EXERCISE DETAILS:
Drop all images and give the records again exactly.

• • • • • • •

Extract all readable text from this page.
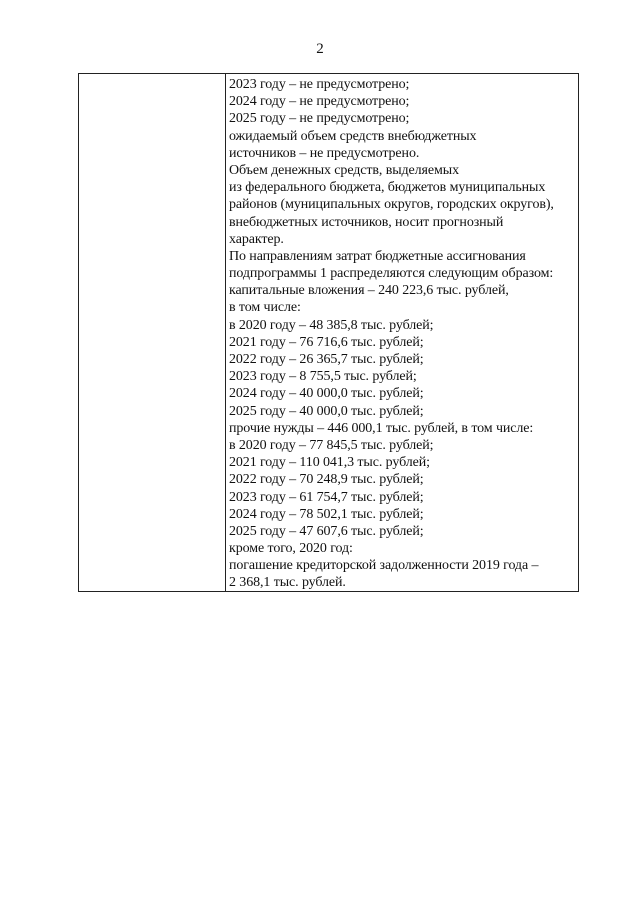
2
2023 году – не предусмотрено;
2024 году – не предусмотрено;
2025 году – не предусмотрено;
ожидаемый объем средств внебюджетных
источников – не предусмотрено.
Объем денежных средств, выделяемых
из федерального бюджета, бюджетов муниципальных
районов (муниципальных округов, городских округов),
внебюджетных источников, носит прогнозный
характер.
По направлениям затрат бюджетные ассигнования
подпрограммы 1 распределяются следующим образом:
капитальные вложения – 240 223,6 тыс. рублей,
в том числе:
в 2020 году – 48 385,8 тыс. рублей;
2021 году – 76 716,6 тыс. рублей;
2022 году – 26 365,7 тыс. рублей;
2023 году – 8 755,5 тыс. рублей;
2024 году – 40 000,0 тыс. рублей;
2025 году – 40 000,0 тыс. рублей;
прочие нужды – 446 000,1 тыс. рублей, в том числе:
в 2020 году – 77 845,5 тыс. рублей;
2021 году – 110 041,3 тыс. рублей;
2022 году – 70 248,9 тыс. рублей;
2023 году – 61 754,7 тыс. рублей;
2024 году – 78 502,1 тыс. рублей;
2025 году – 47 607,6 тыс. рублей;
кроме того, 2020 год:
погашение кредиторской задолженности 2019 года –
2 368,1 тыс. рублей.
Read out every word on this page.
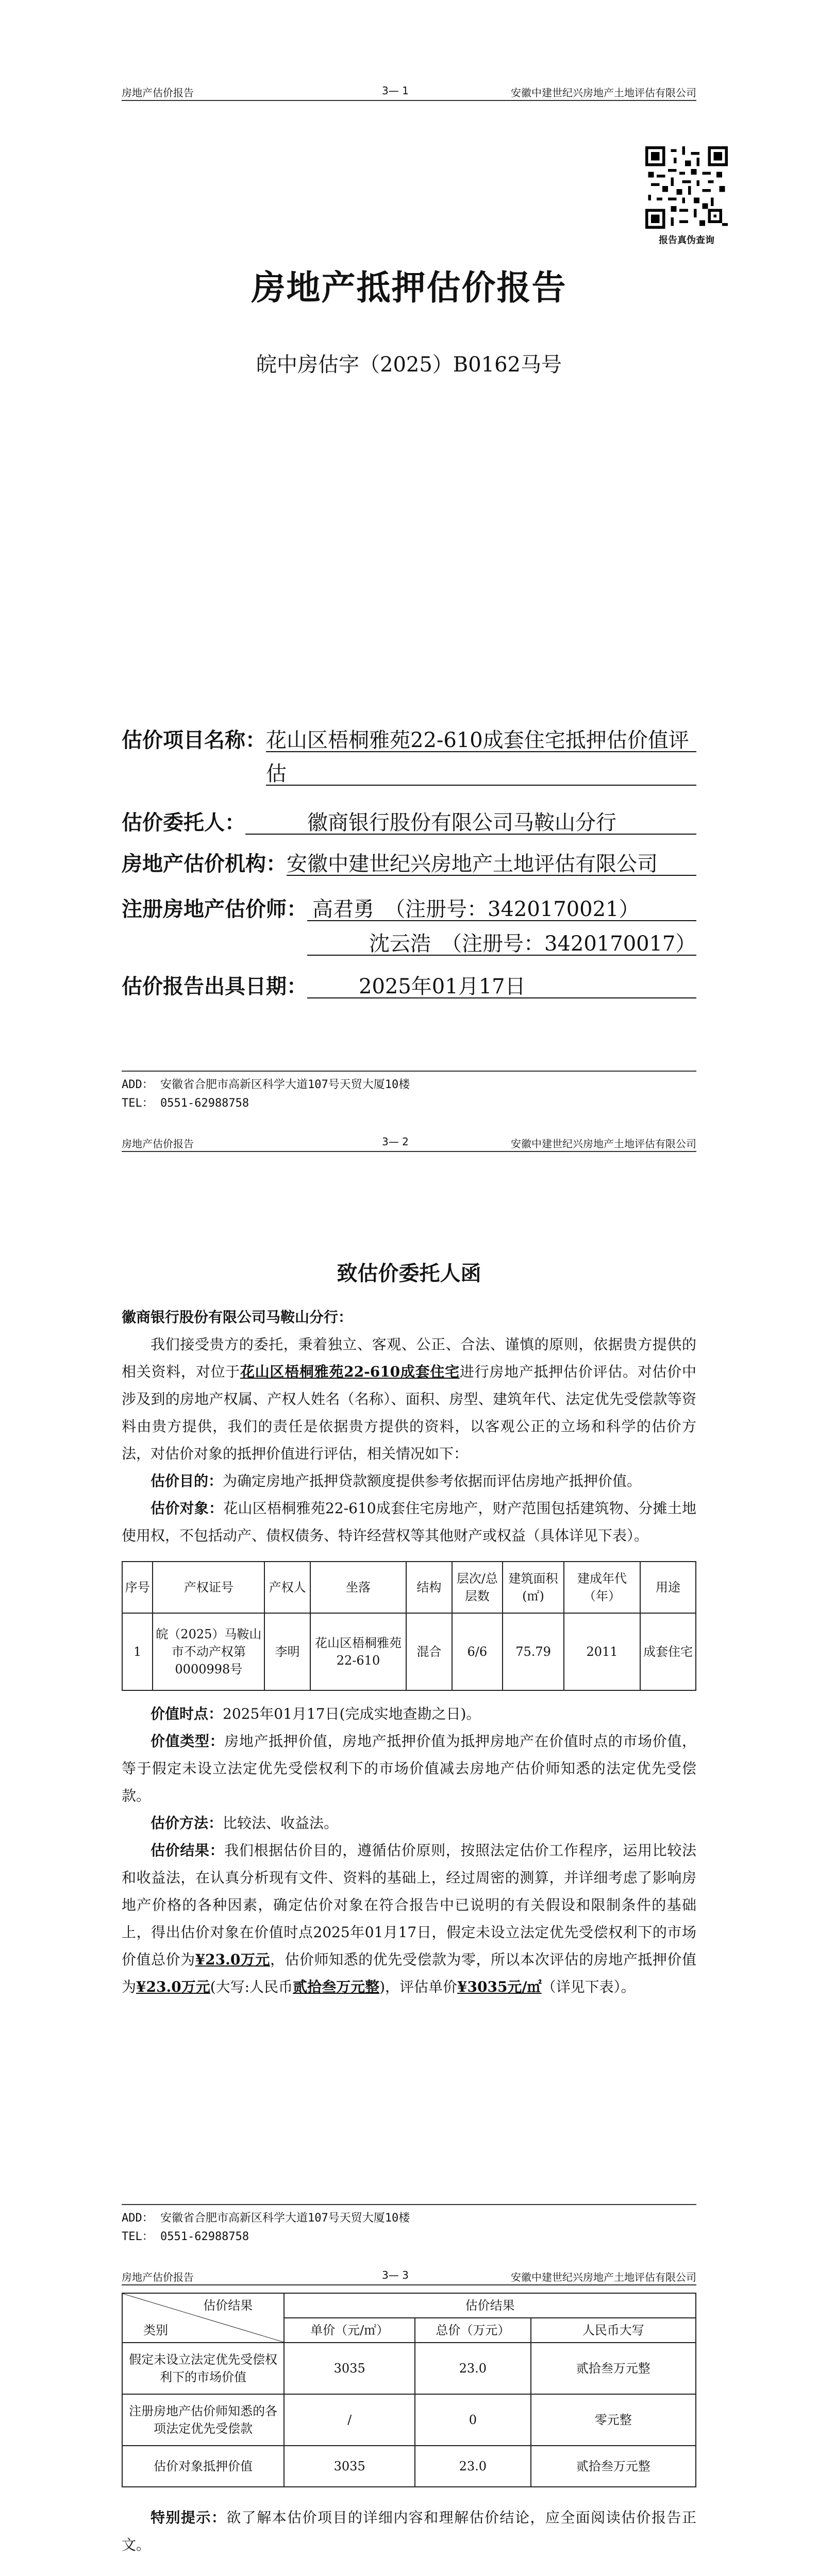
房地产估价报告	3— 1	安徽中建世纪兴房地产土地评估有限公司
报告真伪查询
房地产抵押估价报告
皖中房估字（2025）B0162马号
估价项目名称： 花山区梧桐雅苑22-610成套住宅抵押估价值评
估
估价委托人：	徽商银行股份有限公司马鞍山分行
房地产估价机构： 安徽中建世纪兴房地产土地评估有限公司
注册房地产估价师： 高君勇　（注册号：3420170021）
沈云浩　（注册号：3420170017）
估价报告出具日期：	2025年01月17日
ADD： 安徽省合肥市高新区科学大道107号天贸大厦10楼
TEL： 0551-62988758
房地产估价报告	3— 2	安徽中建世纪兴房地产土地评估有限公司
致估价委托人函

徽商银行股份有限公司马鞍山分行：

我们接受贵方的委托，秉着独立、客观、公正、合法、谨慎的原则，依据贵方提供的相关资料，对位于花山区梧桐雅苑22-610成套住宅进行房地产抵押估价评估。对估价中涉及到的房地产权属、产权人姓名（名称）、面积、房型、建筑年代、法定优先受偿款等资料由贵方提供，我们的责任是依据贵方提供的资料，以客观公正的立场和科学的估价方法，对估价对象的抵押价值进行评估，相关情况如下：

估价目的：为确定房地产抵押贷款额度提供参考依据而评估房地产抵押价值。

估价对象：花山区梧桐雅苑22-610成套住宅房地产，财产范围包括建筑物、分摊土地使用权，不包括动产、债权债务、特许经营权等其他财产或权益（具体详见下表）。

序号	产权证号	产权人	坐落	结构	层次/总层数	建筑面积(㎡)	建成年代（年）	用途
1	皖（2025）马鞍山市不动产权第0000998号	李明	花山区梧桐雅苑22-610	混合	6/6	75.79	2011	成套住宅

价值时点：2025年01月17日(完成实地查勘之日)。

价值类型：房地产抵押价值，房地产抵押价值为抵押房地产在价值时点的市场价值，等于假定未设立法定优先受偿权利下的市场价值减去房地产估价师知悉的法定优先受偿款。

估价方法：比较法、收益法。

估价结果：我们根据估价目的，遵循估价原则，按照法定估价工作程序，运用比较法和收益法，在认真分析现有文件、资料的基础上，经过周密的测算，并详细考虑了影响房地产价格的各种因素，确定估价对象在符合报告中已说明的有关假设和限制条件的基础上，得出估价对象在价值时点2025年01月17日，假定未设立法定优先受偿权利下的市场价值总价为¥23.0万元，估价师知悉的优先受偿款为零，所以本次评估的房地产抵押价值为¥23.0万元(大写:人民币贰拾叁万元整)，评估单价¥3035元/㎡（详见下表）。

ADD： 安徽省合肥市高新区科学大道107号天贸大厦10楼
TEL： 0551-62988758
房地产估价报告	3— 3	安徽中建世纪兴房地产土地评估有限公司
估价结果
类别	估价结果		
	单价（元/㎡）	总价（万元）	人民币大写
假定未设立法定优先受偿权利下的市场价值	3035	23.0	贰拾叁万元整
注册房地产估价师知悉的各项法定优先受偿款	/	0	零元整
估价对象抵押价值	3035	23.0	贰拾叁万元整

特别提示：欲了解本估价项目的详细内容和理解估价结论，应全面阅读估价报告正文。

• • • • • • •

EXERCISE OUTPUT:
Extract all readable text from this page.
2
2023 году – не предусмотрено;
2024 году – не предусмотрено;
2025 году – не предусмотрено;
ожидаемый объем средств внебюджетных
источников – не предусмотрено.
Объем денежных средств, выделяемых
из федерального бюджета, бюджетов муниципальных
районов (муниципальных округов, городских округов),
внебюджетных источников, носит прогнозный
характер.
По направлениям затрат бюджетные ассигнования
подпрограммы 1 распределяются следующим образом:
капитальные вложения – 240 223,6 тыс. рублей,
в том числе:
в 2020 году – 48 385,8 тыс. рублей;
2021 году – 76 716,6 тыс. рублей;
2022 году – 26 365,7 тыс. рублей;
2023 году – 8 755,5 тыс. рублей;
2024 году – 40 000,0 тыс. рублей;
2025 году – 40 000,0 тыс. рублей;
прочие нужды – 446 000,1 тыс. рублей, в том числе:
в 2020 году – 77 845,5 тыс. рублей;
2021 году – 110 041,3 тыс. рублей;
2022 году – 70 248,9 тыс. рублей;
2023 году – 61 754,7 тыс. рублей;
2024 году – 78 502,1 тыс. рублей;
2025 году – 47 607,6 тыс. рублей;
кроме того, 2020 год:
погашение кредиторской задолженности 2019 года –
2 368,1 тыс. рублей.
Read out every word on this page.
房地产估价报告	3— 1	安徽中建世纪兴房地产土地评估有限公司
报告真伪查询
房地产抵押估价报告
皖中房估字（2025）B0162马号
估价项目名称： 花山区梧桐雅苑22-610成套住宅抵押估价值评
估
估价委托人：	徽商银行股份有限公司马鞍山分行
房地产估价机构： 安徽中建世纪兴房地产土地评估有限公司
注册房地产估价师： 高君勇　（注册号：3420170021）
沈云浩　（注册号：3420170017）
估价报告出具日期：	2025年01月17日
ADD： 安徽省合肥市高新区科学大道107号天贸大厦10楼
TEL： 0551-62988758
房地产估价报告	3— 2	安徽中建世纪兴房地产土地评估有限公司
致估价委托人函

徽商银行股份有限公司马鞍山分行：

我们接受贵方的委托，秉着独立、客观、公正、合法、谨慎的原则，依据贵方提供的相关资料，对位于花山区梧桐雅苑22-610成套住宅进行房地产抵押估价评估。对估价中涉及到的房地产权属、产权人姓名（名称）、面积、房型、建筑年代、法定优先受偿款等资料由贵方提供，我们的责任是依据贵方提供的资料，以客观公正的立场和科学的估价方法，对估价对象的抵押价值进行评估，相关情况如下：

估价目的：为确定房地产抵押贷款额度提供参考依据而评估房地产抵押价值。

估价对象：花山区梧桐雅苑22-610成套住宅房地产，财产范围包括建筑物、分摊土地使用权，不包括动产、债权债务、特许经营权等其他财产或权益（具体详见下表）。

序号	产权证号	产权人	坐落	结构	层次/总层数	建筑面积(㎡)	建成年代（年）	用途
1	皖（2025）马鞍山市不动产权第0000998号	李明	花山区梧桐雅苑22-610	混合	6/6	75.79	2011	成套住宅

价值时点：2025年01月17日(完成实地查勘之日)。

价值类型：房地产抵押价值，房地产抵押价值为抵押房地产在价值时点的市场价值，等于假定未设立法定优先受偿权利下的市场价值减去房地产估价师知悉的法定优先受偿款。

估价方法：比较法、收益法。

估价结果：我们根据估价目的，遵循估价原则，按照法定估价工作程序，运用比较法和收益法，在认真分析现有文件、资料的基础上，经过周密的测算，并详细考虑了影响房地产价格的各种因素，确定估价对象在符合报告中已说明的有关假设和限制条件的基础上，得出估价对象在价值时点2025年01月17日，假定未设立法定优先受偿权利下的市场价值总价为¥23.0万元，估价师知悉的优先受偿款为零，所以本次评估的房地产抵押价值为¥23.0万元(大写:人民币贰拾叁万元整)，评估单价¥3035元/㎡（详见下表）。

ADD： 安徽省合肥市高新区科学大道107号天贸大厦10楼
TEL： 0551-62988758
房地产估价报告	3— 3	安徽中建世纪兴房地产土地评估有限公司
估价结果
类别	估价结果		
	单价（元/㎡）	总价（万元）	人民币大写
假定未设立法定优先受偿权利下的市场价值	3035	23.0	贰拾叁万元整
注册房地产估价师知悉的各项法定优先受偿款	/	0	零元整
估价对象抵押价值	3035	23.0	贰拾叁万元整

特别提示：欲了解本估价项目的详细内容和理解估价结论，应全面阅读估价报告正文。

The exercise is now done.